Of the lines below, count those containing the word "Reconstruction". Reply with the number alone.

☆ ☆ ☆

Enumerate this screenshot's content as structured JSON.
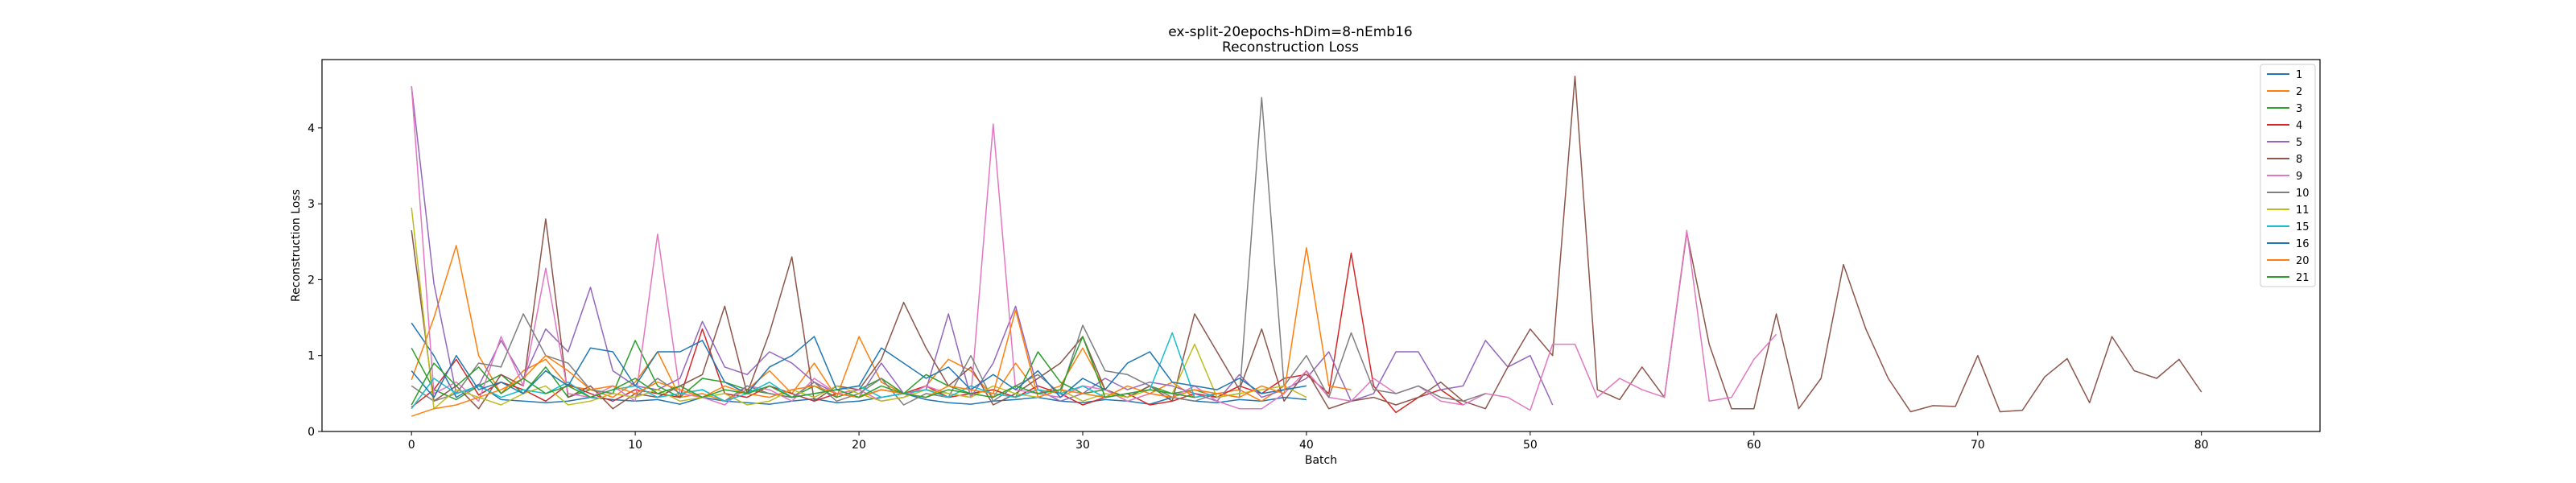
{
  "chart_data": {
    "type": "line",
    "title": "ex-split-20epochs-hDim=8-nEmb16",
    "subtitle": "Reconstruction Loss",
    "xlabel": "Batch",
    "ylabel": "Reconstruction Loss",
    "xlim": [
      -4,
      85.3
    ],
    "ylim": [
      0,
      4.9
    ],
    "xticks": [
      0,
      10,
      20,
      30,
      40,
      50,
      60,
      70,
      80
    ],
    "yticks": [
      0,
      1,
      2,
      3,
      4
    ],
    "grid": false,
    "legend_position": "top-right",
    "series": [
      {
        "name": "1",
        "color": "#1f77b4",
        "values": [
          1.43,
          1.0,
          0.45,
          0.62,
          0.42,
          0.4,
          0.38,
          0.4,
          0.45,
          0.42,
          0.4,
          0.42,
          0.36,
          0.45,
          0.4,
          0.38,
          0.36,
          0.4,
          0.43,
          0.38,
          0.4,
          0.45,
          0.5,
          0.42,
          0.38,
          0.36,
          0.4,
          0.42,
          0.45,
          0.4,
          0.38,
          0.42,
          0.4,
          0.36,
          0.45,
          0.4,
          0.38,
          0.42,
          0.4,
          0.45,
          0.42
        ]
      },
      {
        "name": "2",
        "color": "#ff7f0e",
        "values": [
          0.68,
          1.5,
          2.45,
          1.0,
          0.5,
          0.8,
          0.95,
          0.6,
          0.55,
          0.45,
          0.65,
          1.05,
          0.45,
          0.5,
          0.4,
          0.55,
          0.8,
          0.5,
          0.9,
          0.45,
          1.25,
          0.65,
          0.5,
          0.6,
          0.95,
          0.8,
          0.45,
          0.9,
          0.5,
          0.6,
          1.1,
          0.55,
          0.4,
          0.5,
          0.65,
          0.45,
          0.5,
          0.55,
          0.4,
          0.6
        ]
      },
      {
        "name": "3",
        "color": "#2ca02c",
        "values": [
          1.1,
          0.55,
          0.42,
          0.6,
          0.75,
          0.5,
          0.85,
          0.45,
          0.55,
          0.5,
          1.2,
          0.6,
          0.45,
          0.7,
          0.65,
          0.55,
          0.5,
          0.45,
          0.6,
          0.45,
          0.55,
          0.7,
          0.5,
          0.75,
          0.6,
          0.5,
          0.55,
          0.45,
          1.05,
          0.65,
          0.5,
          0.55,
          0.45,
          0.6,
          0.5,
          0.55,
          0.45,
          0.5
        ]
      },
      {
        "name": "4",
        "color": "#d62728",
        "values": [
          0.32,
          0.55,
          0.95,
          0.48,
          0.65,
          0.55,
          0.4,
          0.62,
          0.5,
          0.4,
          0.55,
          0.5,
          0.45,
          1.35,
          0.5,
          0.45,
          0.6,
          0.5,
          0.4,
          0.5,
          0.45,
          0.55,
          0.5,
          0.6,
          0.45,
          0.5,
          0.55,
          0.45,
          0.6,
          0.5,
          0.35,
          0.45,
          0.5,
          0.35,
          0.4,
          0.5,
          0.45,
          0.6,
          0.5,
          0.7,
          0.75,
          0.5,
          2.35,
          0.6,
          0.25,
          0.45,
          0.55,
          0.35
        ]
      },
      {
        "name": "5",
        "color": "#9467bd",
        "values": [
          4.55,
          1.95,
          0.5,
          0.6,
          1.2,
          0.7,
          1.35,
          1.05,
          1.9,
          0.8,
          0.6,
          0.55,
          0.7,
          1.45,
          0.85,
          0.75,
          1.05,
          0.9,
          0.65,
          0.5,
          0.45,
          0.9,
          0.5,
          0.55,
          1.55,
          0.45,
          0.9,
          1.65,
          0.55,
          0.4,
          0.5,
          0.7,
          0.55,
          0.65,
          0.6,
          0.5,
          0.4,
          0.75,
          0.45,
          0.55,
          0.7,
          1.05,
          0.4,
          0.5,
          1.05,
          1.05,
          0.55,
          0.6,
          1.2,
          0.85,
          1.0,
          0.35
        ]
      },
      {
        "name": "8",
        "color": "#8c564b",
        "values": [
          2.65,
          0.4,
          0.6,
          0.3,
          0.75,
          0.6,
          2.8,
          0.45,
          0.6,
          0.3,
          0.5,
          0.45,
          0.6,
          0.75,
          1.65,
          0.5,
          1.3,
          2.3,
          0.4,
          0.6,
          0.55,
          0.95,
          1.7,
          1.1,
          0.6,
          0.85,
          0.35,
          0.5,
          0.7,
          0.9,
          1.25,
          0.55,
          0.45,
          0.6,
          0.4,
          1.55,
          1.05,
          0.55,
          1.35,
          0.4,
          0.8,
          0.3,
          0.4,
          0.45,
          0.35,
          0.45,
          0.65,
          0.4,
          0.3,
          0.85,
          1.35,
          1.0,
          4.68,
          0.55,
          0.42,
          0.85,
          0.45,
          2.62,
          1.15,
          0.3,
          0.3,
          1.55,
          0.3,
          0.7,
          2.2,
          1.35,
          0.7,
          0.26,
          0.34,
          0.33,
          1.0,
          0.26,
          0.28,
          0.72,
          0.96,
          0.38,
          1.25,
          0.8,
          0.7,
          0.95,
          0.52
        ]
      },
      {
        "name": "9",
        "color": "#e377c2",
        "values": [
          4.55,
          0.5,
          0.65,
          0.4,
          1.25,
          0.6,
          2.15,
          0.5,
          0.45,
          0.6,
          0.4,
          2.6,
          0.5,
          0.45,
          0.35,
          0.6,
          0.55,
          0.4,
          0.7,
          0.5,
          0.55,
          0.4,
          0.45,
          0.6,
          0.5,
          0.45,
          4.05,
          0.55,
          0.5,
          0.45,
          0.6,
          0.55,
          0.4,
          0.5,
          0.45,
          0.6,
          0.4,
          0.3,
          0.3,
          0.5,
          0.8,
          0.45,
          0.4,
          0.7,
          0.5,
          0.6,
          0.4,
          0.35,
          0.5,
          0.45,
          0.28,
          1.15,
          1.15,
          0.45,
          0.7,
          0.55,
          0.45,
          2.65,
          0.4,
          0.45,
          0.95,
          1.28
        ]
      },
      {
        "name": "10",
        "color": "#7f7f7f",
        "values": [
          0.6,
          0.4,
          0.5,
          0.9,
          0.85,
          1.55,
          1.0,
          0.9,
          0.55,
          0.5,
          0.45,
          0.7,
          0.5,
          0.55,
          0.4,
          0.6,
          0.5,
          0.45,
          0.65,
          0.4,
          0.5,
          0.7,
          0.35,
          0.5,
          0.45,
          1.0,
          0.4,
          0.6,
          0.75,
          0.5,
          1.4,
          0.8,
          0.75,
          0.6,
          0.45,
          0.4,
          0.5,
          0.45,
          4.4,
          0.6,
          1.0,
          0.45,
          1.3,
          0.55,
          0.5,
          0.6,
          0.45,
          0.4,
          0.5
        ]
      },
      {
        "name": "11",
        "color": "#bcbd22",
        "values": [
          2.95,
          0.3,
          0.55,
          0.45,
          0.35,
          0.5,
          0.6,
          0.35,
          0.4,
          0.5,
          0.45,
          0.55,
          0.4,
          0.45,
          0.5,
          0.35,
          0.4,
          0.55,
          0.45,
          0.6,
          0.5,
          0.4,
          0.45,
          0.55,
          0.5,
          0.45,
          0.6,
          0.5,
          0.45,
          0.55,
          0.4,
          0.5,
          0.45,
          0.55,
          0.5,
          1.15,
          0.45,
          0.5,
          0.55,
          0.6,
          0.45
        ]
      },
      {
        "name": "15",
        "color": "#17becf",
        "values": [
          0.3,
          0.7,
          0.5,
          0.6,
          0.45,
          0.55,
          0.5,
          0.65,
          0.45,
          0.55,
          0.6,
          0.45,
          0.5,
          0.55,
          0.4,
          0.5,
          0.65,
          0.45,
          0.5,
          0.55,
          0.6,
          0.45,
          0.5,
          0.55,
          0.45,
          0.6,
          0.5,
          0.45,
          0.55,
          0.5,
          0.6,
          0.45,
          0.5,
          0.55,
          1.3,
          0.45,
          0.5
        ]
      },
      {
        "name": "16",
        "color": "#1f77b4",
        "values": [
          0.8,
          0.45,
          1.0,
          0.55,
          0.65,
          0.5,
          0.8,
          0.6,
          1.1,
          1.05,
          0.6,
          1.05,
          1.05,
          1.2,
          0.65,
          0.5,
          0.85,
          1.0,
          1.25,
          0.55,
          0.6,
          1.1,
          0.9,
          0.7,
          0.85,
          0.55,
          0.75,
          0.55,
          0.8,
          0.45,
          0.7,
          0.55,
          0.9,
          1.05,
          0.65,
          0.6,
          0.55,
          0.7,
          0.5,
          0.55,
          0.6
        ]
      },
      {
        "name": "20",
        "color": "#ff7f0e",
        "values": [
          0.2,
          0.3,
          0.35,
          0.45,
          0.55,
          0.7,
          1.0,
          0.8,
          0.55,
          0.6,
          0.5,
          0.65,
          0.55,
          0.45,
          0.6,
          0.5,
          0.45,
          0.55,
          0.6,
          0.5,
          0.45,
          0.55,
          0.5,
          0.45,
          0.6,
          0.55,
          0.5,
          1.6,
          0.45,
          0.55,
          0.5,
          0.45,
          0.6,
          0.5,
          0.45,
          0.55,
          0.5,
          0.45,
          0.6,
          0.5,
          2.42,
          0.6,
          0.55
        ]
      },
      {
        "name": "21",
        "color": "#2ca02c",
        "values": [
          0.35,
          0.9,
          0.6,
          0.85,
          0.5,
          0.7,
          0.5,
          0.6,
          0.45,
          0.55,
          0.7,
          0.5,
          0.6,
          0.45,
          0.55,
          0.5,
          0.6,
          0.45,
          0.5,
          0.55,
          0.45,
          0.6,
          0.5,
          0.45,
          0.55,
          0.5,
          0.45,
          0.6,
          0.5,
          0.55,
          1.25,
          0.45,
          0.5,
          0.55,
          0.5,
          0.45
        ]
      }
    ]
  }
}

☆ ☆ ☆

EXERCISE RESULT: 2